* _Texte source_:
_ _ _ _ _

Loin de rattraper le « retard » des facs sur les écoles, l’application de la Loi sur l’Autonomie des Universités, la fameuse LRU, risque de marginaliser davantage encore la formation. En effet, la plupart des universités ont plus d’intérêts, à court terme en tout cas, à mettre le paquet sur la recherche. Maîtres de conférence et Professeurs qui ne publient pas risquent donc de voir leur temps d’enseignement augmenter, pour que les chercheurs puissent se consacrer à leurs articles. En deux mots, les élèves se retrouveront devant les moins motivés des enseignants.
Dans ce cadre, les 115 IUT (Instituts Universitaires de Technologie) – départements des universités – sont les vilains petits canards.

_ _ _ _ _

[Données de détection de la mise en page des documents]
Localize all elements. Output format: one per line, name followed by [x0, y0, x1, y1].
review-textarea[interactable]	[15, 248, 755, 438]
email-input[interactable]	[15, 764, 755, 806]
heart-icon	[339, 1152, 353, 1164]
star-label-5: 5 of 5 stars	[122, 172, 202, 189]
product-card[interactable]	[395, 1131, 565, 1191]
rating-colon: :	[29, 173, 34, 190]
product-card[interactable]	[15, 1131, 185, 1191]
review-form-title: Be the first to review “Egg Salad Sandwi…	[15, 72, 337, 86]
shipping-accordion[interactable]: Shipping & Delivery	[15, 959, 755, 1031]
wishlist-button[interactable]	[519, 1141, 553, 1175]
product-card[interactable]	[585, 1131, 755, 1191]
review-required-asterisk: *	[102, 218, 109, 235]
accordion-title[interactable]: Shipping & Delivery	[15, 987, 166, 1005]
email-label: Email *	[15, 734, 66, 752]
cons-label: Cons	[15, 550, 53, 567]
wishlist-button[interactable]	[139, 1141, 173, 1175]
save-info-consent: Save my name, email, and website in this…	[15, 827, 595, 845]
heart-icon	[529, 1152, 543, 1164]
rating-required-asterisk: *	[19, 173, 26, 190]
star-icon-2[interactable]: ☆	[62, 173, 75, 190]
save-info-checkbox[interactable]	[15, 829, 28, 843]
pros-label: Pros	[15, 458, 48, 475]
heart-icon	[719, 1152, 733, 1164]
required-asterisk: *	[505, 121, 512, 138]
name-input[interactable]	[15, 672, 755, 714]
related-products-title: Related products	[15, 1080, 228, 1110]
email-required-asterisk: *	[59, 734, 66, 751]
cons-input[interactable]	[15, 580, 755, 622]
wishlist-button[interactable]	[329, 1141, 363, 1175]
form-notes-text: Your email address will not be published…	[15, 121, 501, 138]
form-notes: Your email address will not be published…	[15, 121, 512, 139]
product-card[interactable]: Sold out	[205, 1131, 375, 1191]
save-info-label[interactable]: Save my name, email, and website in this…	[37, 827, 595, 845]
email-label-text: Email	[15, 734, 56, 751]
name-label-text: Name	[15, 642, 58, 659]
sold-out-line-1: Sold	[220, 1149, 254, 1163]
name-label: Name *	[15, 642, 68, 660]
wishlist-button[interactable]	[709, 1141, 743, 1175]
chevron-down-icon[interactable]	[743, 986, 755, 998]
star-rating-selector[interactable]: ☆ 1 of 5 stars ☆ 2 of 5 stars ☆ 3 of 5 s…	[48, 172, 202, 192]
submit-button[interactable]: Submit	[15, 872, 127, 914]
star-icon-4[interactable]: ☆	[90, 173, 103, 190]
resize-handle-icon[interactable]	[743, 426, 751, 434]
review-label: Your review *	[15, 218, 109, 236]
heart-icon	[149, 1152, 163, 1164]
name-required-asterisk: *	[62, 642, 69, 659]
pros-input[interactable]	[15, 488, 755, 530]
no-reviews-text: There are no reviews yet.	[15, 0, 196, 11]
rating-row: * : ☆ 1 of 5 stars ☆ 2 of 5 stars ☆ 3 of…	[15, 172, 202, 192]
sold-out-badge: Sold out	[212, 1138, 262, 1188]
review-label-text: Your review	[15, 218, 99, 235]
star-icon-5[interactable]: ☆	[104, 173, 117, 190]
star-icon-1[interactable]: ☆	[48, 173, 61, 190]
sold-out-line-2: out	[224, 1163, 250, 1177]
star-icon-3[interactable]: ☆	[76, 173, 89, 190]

_ _ _ _ _

* _Consigne_:
Dans le texte source sur la LRU, recopiez le passage qui commence à « Loin de rattraper » et se termine à « vilains petits canards. », en remplaçant « chercheurs » par « scientifiques ».

* _Réponse_:
Loin de rattraper le « retard » des facs sur les écoles, l’application de la Loi sur l’Autonomie des Universités, la fameuse LRU, risque de marginaliser davantage encore la formation. En effet, la plupart des universités ont plus d’intérêts, à court terme en tout cas, à mettre le paquet sur la recherche. Maîtres de conférence et Professeurs qui ne publient pas risquent donc de voir leur temps d’enseignement augmenter, pour que les scientifiques puissent se consacrer à leurs articles. En deux mots, les élèves se retrouveront devant les moins motivés des enseignants.
Dans ce cadre, les 115 IUT (Instituts Universitaires de Technologie) – départements des universités – sont les vilains petits canards.